■ **PAGE TEXT**
— START —
RATING: Would Keep Reading.
THE GOOD
Love the start here. I was scared going in that this would be a continuation of the prologue as many authors around here do, and it was not. And I was also happy to find it was solely focused on the MC working harding doing something moderately unusual. I can empathize with hard work more than 90% of how other stories start.
From there, I once again am digging your choices. The MC will only work within reason, and now I'm fully on his side because his dad is a bastard.
You also weave us in to the Schizo voice pretty seemlessly. You had that little laugh at the start just to get us aware which works doubly for both the 'character' and the formatting you chose.
Speaking to the start of the chapter, I think you did a phenominal job as a whole getting us into your story.
THINGS I DID NOT LOVE
I felt the length. There isn't a real discernable structure that this chapter hangs on, and I think the biggest chunk of meat here is the dialogue. It's a character piece which I love conceptually, but in practice the character voice and dialogue were just a little plain and boring at times.
I for one was shocked that I wasn't wholely on board since you won me over that hard at the start. I think some of it has to do with that length, I was just rereading a section and thought, "Wouldn't it be great if those two ideas were closer together and playing off each other." But I'm not sure if that's going to be helpful advice because you can sharpen everything up regardless, punch it up a bit.
And I mentioned the voice. I was refrencing one point near the end where the father makes a comment on mages and there was a weird verbosity that seemed to conflict with his character.
OVERALL
There are things I would work on, but it's still a good start to a story. And while I didn't say this before, I think the premise is a winner as well if you make the most of the dual voices shtik.
I'd like to hear your two salts, if you don't mind. When you have time.
Link to a novel.
— END —
■ **WHAT TO DO**
1. In the chapter review, copy out the passage starting at "You also weave" and ending at "boring at times.".
2. Continue the chapter review from the point where it stops.

■ **MATERIAL PROVIDED**
— START —
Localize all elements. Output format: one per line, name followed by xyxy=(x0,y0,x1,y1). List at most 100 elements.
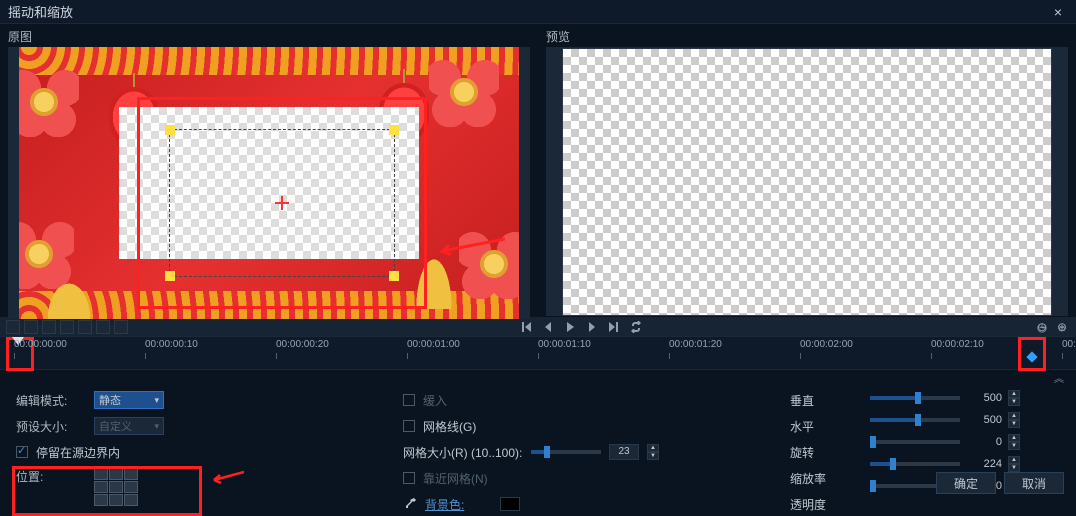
— END —
■ **WRITTEN RESPONSES**
1.
You also weave us in to the Schizo voice pretty seemlessly. You had that little laugh at the start just to get us aware which works doubly for both the 'character' and the formatting you chose.
Speaking to the start of the chapter, I think you did a phenominal job as a whole getting us into your story.
THINGS I DID NOT LOVE
I felt the length. There isn't a real discernable structure that this chapter hangs on, and I think the biggest chunk of meat here is the dialogue. It's a character piece which I love conceptually, but in practice the character voice and dialogue were just a little plain and boring at times.

2.
Edit: By the time you get here, a lot of time will have gone since I've posted, so let's break it down, shall we?
This is, to say the least, experimental stuff. Not the usual thing you might find. So if you feel you can not rate it well, let me know and I will understand it.
RATING: Would Keep Reading!
Context: I have nothing against abstract or experimental in general, but I do think any statements on quality end up being more subjectional than usual. For example, when I watch a David Lynch movie, what I find good (or bad sometimes) about it, is the way it manages to play with my intuition and emotion. I wrote this off your descriptoin, so I guess we're going to find out if I think its abstract.
THE GOOD and GREAT
The word I won't be using here is abstract. It's a bit more imaginative than a typical chapter you see around here, and there's the occasional styleistic flare that elevates it, but we have the context we need in a few lines and any sort of dream logic is entirely justified. All this ends up being one of the stronger aspects of this piece, it makes it more interesting and enjoyable to read, and I think you did it well. Some writers get in trouble by not reigning themselves in, but you at your most daring strike a nice balance, so I'd recommend approaching most your writing with this creative spirit in mind.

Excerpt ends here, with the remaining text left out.